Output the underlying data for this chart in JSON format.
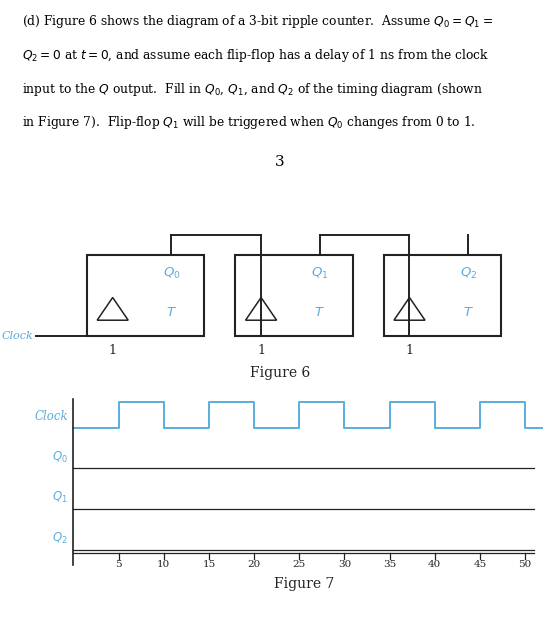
{
  "text_color": "#000000",
  "blue_color": "#5aacde",
  "dark_color": "#222222",
  "background": "#ffffff",
  "page_number": "3",
  "fig6_caption": "Figure 6",
  "fig7_caption": "Figure 7",
  "clock_label": "Clock",
  "ff_labels": [
    "$Q_0$",
    "$Q_1$",
    "$Q_2$"
  ],
  "timing_labels": [
    "Clock",
    "$Q_0$",
    "$Q_1$",
    "$Q_2$"
  ],
  "x_ticks": [
    5,
    10,
    15,
    20,
    25,
    30,
    35,
    40,
    45,
    50
  ],
  "header_lines": [
    "(d) Figure 6 shows the diagram of a 3-bit ripple counter.  Assume $Q_0 = Q_1 =$",
    "$Q_2 = 0$ at $t = 0$, and assume each flip-flop has a delay of 1 ns from the clock",
    "input to the $Q$ output.  Fill in $Q_0$, $Q_1$, and $Q_2$ of the timing diagram (shown",
    "in Figure 7).  Flip-flop $Q_1$ will be triggered when $Q_0$ changes from 0 to 1."
  ],
  "clock_steps_t": [
    0,
    5,
    5,
    10,
    10,
    15,
    15,
    20,
    20,
    25,
    25,
    30,
    30,
    35,
    35,
    40,
    40,
    45,
    45,
    50,
    50,
    52
  ],
  "clock_steps_v": [
    0,
    0,
    1,
    1,
    0,
    0,
    1,
    1,
    0,
    0,
    1,
    1,
    0,
    0,
    1,
    1,
    0,
    0,
    1,
    1,
    0,
    0
  ],
  "divider_color": "#555555",
  "fig_width": 5.6,
  "fig_height": 6.25,
  "dpi": 100
}
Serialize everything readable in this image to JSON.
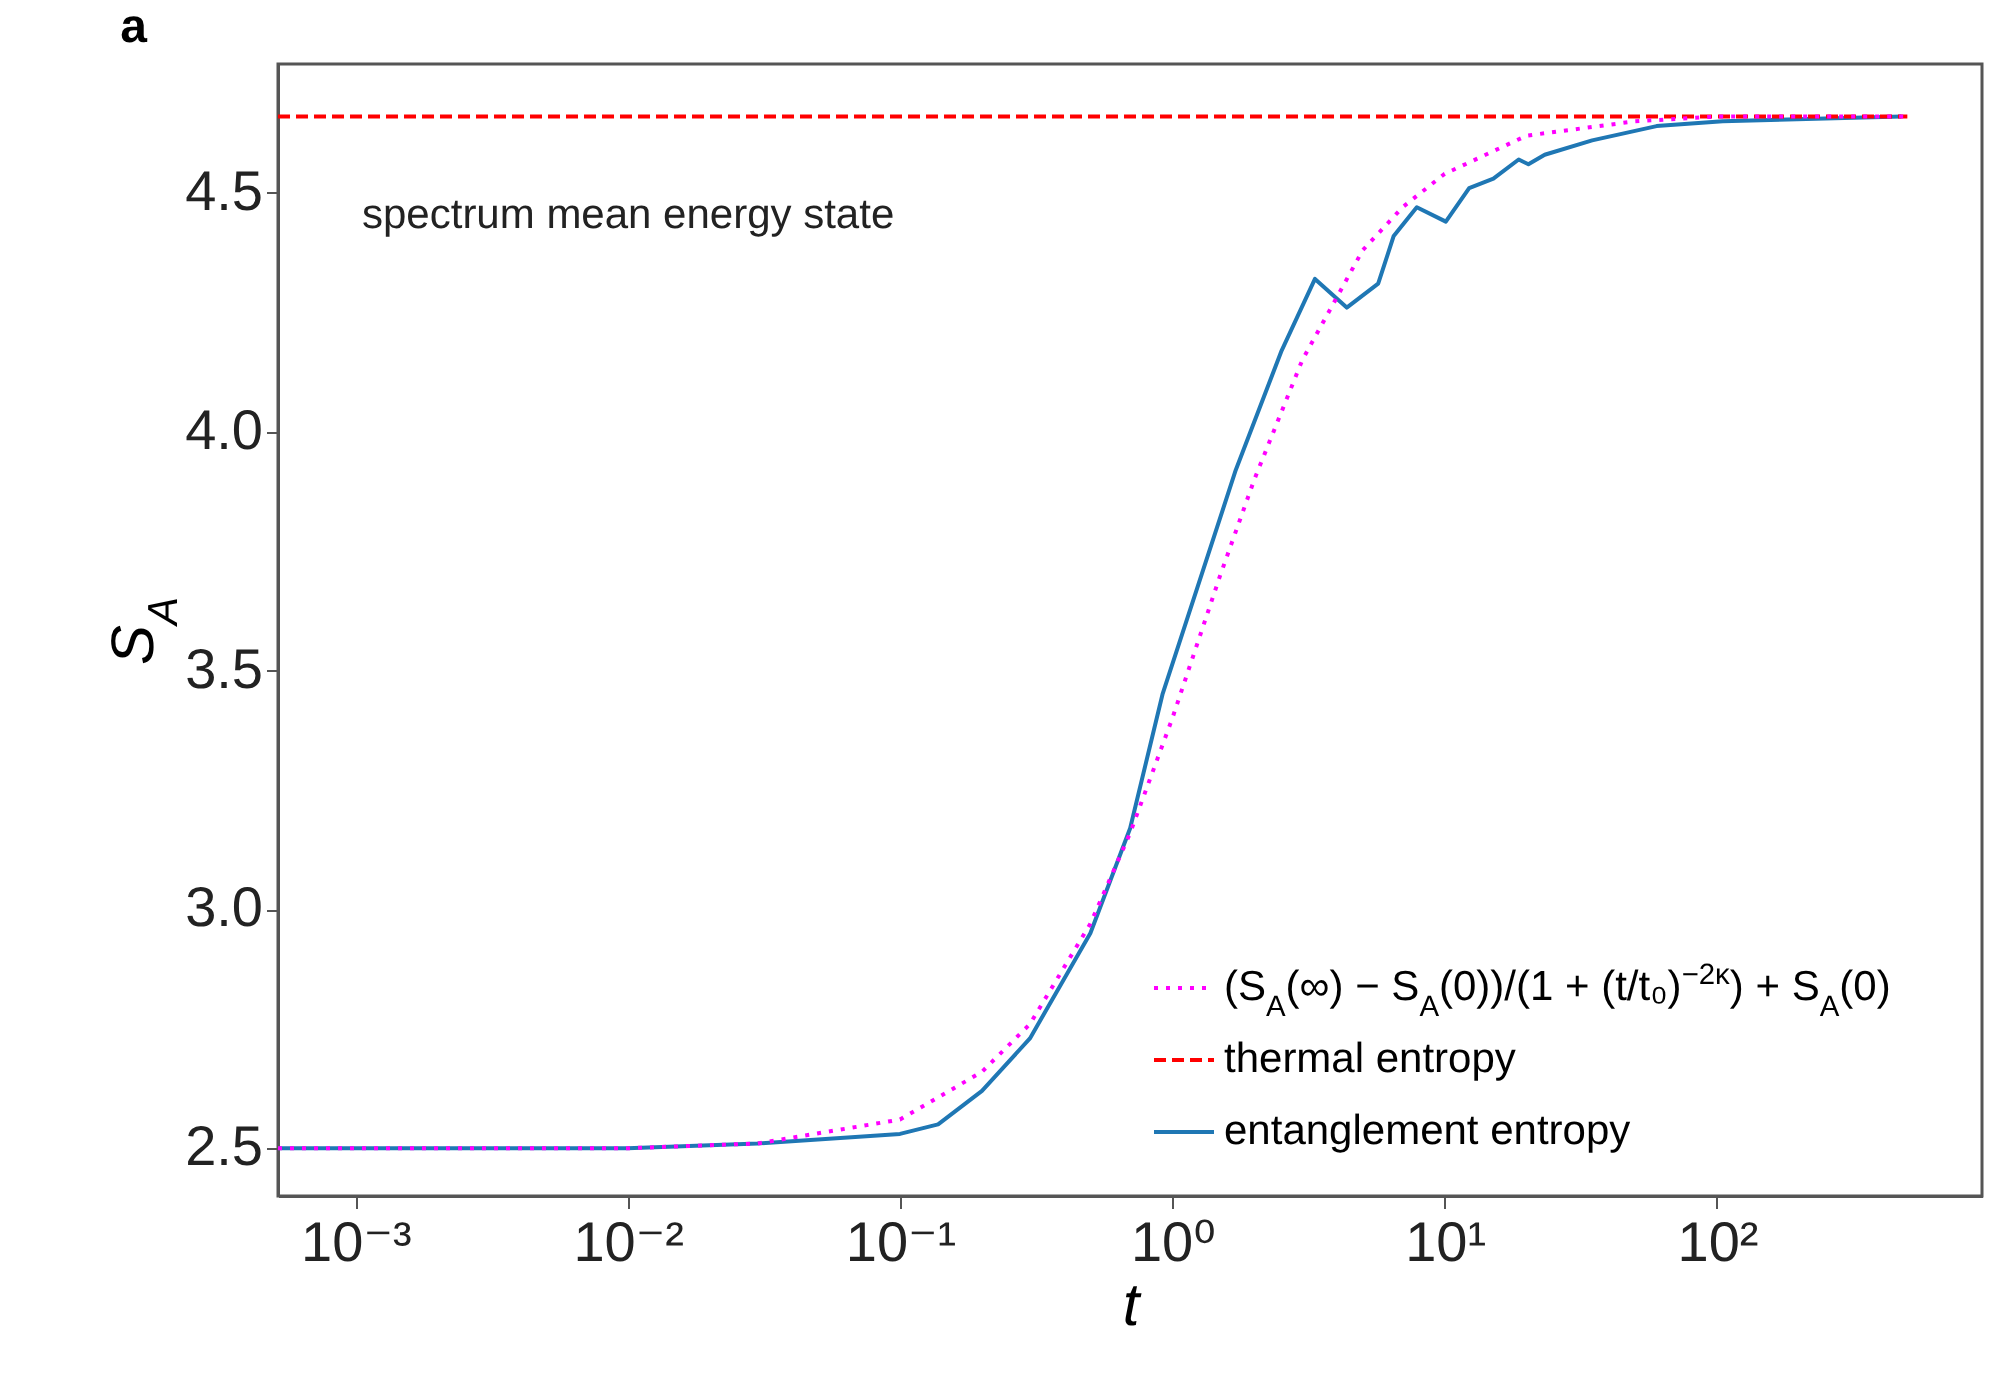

--- Direction ---
What comes back should match the records exactly, minus any pictures.

--- Result of the task ---
Output the underlying data for this chart in JSON format.
{
  "text_color": "#000000",
  "blue_color": "#5aacde",
  "dark_color": "#222222",
  "background": "#ffffff",
  "page_number": "3",
  "fig6_caption": "Figure 6",
  "fig7_caption": "Figure 7",
  "clock_label": "Clock",
  "ff_labels": [
    "$Q_0$",
    "$Q_1$",
    "$Q_2$"
  ],
  "timing_labels": [
    "Clock",
    "$Q_0$",
    "$Q_1$",
    "$Q_2$"
  ],
  "x_ticks": [
    5,
    10,
    15,
    20,
    25,
    30,
    35,
    40,
    45,
    50
  ],
  "header_lines": [
    "(d) Figure 6 shows the diagram of a 3-bit ripple counter.  Assume $Q_0 = Q_1 =$",
    "$Q_2 = 0$ at $t = 0$, and assume each flip-flop has a delay of 1 ns from the clock",
    "input to the $Q$ output.  Fill in $Q_0$, $Q_1$, and $Q_2$ of the timing diagram (shown",
    "in Figure 7).  Flip-flop $Q_1$ will be triggered when $Q_0$ changes from 0 to 1."
  ],
  "clock_steps_t": [
    0,
    5,
    5,
    10,
    10,
    15,
    15,
    20,
    20,
    25,
    25,
    30,
    30,
    35,
    35,
    40,
    40,
    45,
    45,
    50,
    50,
    52
  ],
  "clock_steps_v": [
    0,
    0,
    1,
    1,
    0,
    0,
    1,
    1,
    0,
    0,
    1,
    1,
    0,
    0,
    1,
    1,
    0,
    0,
    1,
    1,
    0,
    0
  ],
  "divider_color": "#555555",
  "fig_width": 5.6,
  "fig_height": 6.25,
  "dpi": 100
}
Serialize everything readable in this image to JSON.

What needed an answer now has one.